start RECORDS SUPPLIED

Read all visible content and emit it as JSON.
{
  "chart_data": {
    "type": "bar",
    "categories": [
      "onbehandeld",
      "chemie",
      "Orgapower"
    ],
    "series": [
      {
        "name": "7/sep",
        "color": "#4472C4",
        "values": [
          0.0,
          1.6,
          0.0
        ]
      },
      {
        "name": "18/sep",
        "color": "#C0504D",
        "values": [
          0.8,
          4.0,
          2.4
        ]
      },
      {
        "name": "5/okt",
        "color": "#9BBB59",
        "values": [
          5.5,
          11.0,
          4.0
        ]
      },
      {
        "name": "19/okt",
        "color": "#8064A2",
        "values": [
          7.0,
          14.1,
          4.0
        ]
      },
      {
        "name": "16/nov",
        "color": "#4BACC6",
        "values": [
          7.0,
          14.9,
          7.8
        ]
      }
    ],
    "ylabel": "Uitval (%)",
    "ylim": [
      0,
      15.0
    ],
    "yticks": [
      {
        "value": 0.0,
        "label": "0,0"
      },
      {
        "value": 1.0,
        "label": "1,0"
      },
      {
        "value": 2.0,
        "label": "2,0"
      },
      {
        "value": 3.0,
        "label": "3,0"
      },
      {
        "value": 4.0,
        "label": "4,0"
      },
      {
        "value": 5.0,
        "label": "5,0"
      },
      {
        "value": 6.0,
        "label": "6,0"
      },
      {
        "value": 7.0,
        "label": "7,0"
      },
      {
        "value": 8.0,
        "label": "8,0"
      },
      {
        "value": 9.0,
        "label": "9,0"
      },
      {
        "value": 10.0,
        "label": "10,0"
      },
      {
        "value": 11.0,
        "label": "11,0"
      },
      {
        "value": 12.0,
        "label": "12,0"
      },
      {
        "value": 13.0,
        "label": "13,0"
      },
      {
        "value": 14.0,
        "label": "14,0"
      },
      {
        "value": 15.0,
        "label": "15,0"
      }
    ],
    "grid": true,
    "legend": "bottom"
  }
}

end RECORDS SUPPLIED

AIM: Search the records above for "color". Copy each line where it is found.

THE SOLUTION:
        "color": "#4472C4",
        "color": "#C0504D",
        "color": "#9BBB59",
        "color": "#8064A2",
        "color": "#4BACC6",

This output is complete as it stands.